* Start SUPPLIED ENTRIES *

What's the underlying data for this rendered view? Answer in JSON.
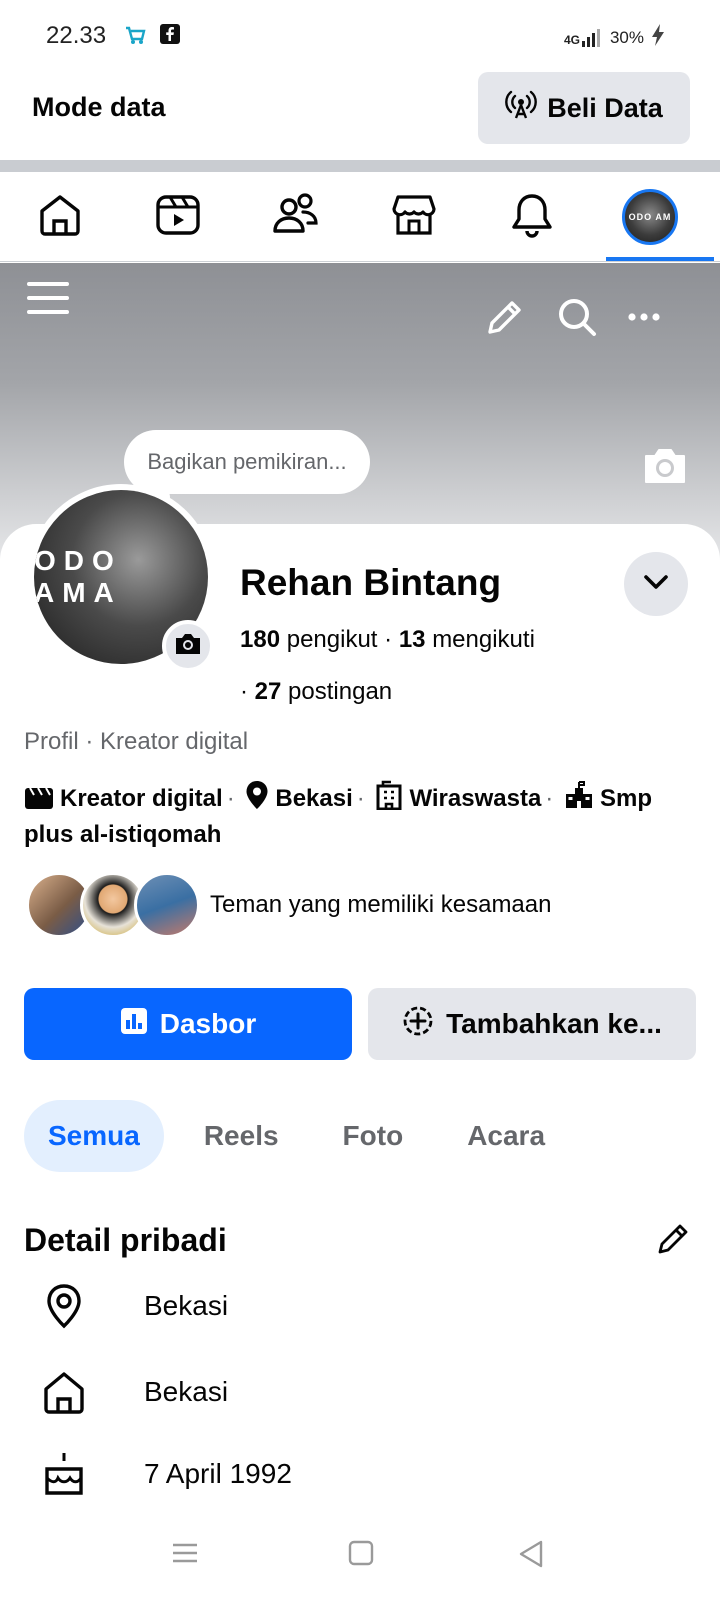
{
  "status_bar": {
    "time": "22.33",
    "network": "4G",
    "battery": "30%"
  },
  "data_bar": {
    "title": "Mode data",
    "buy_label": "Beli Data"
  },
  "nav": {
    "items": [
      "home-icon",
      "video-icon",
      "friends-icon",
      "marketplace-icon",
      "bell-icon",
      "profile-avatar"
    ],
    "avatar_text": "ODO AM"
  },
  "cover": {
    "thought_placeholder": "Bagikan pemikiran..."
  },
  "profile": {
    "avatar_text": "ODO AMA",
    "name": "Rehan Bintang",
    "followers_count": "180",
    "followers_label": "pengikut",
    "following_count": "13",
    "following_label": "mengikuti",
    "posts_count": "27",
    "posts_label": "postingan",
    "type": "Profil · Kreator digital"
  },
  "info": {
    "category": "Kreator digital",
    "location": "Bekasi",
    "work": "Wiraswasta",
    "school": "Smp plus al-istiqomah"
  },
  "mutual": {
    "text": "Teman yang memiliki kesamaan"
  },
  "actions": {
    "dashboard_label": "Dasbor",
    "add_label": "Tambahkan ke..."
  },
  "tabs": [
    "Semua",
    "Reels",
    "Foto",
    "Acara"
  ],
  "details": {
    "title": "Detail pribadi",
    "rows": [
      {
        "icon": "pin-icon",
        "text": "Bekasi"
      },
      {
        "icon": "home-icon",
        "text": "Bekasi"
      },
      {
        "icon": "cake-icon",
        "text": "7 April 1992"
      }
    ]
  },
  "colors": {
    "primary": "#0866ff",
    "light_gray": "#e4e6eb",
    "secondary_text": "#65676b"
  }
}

* End SUPPLIED ENTRIES *
* Start SUPPLIED ENTRIES *

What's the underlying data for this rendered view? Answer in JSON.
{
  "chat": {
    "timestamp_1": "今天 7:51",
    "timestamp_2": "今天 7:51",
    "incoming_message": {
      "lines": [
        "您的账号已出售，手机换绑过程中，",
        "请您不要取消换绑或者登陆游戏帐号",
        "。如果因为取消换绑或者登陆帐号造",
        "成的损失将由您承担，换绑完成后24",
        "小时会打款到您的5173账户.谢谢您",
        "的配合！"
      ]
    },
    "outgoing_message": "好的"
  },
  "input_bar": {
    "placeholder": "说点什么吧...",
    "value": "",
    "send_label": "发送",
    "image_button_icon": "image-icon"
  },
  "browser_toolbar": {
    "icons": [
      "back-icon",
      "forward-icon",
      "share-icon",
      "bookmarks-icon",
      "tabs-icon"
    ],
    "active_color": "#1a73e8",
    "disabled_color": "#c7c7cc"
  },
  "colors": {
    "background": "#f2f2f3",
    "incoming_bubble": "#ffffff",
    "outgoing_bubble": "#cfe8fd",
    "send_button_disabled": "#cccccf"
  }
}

* End SUPPLIED ENTRIES *

> SHORT EXERCISE:
Copy down every line of the entries containing the word "title".

> THE OUTPUT:
    "title": "Mode data",
    "title": "Detail pribadi",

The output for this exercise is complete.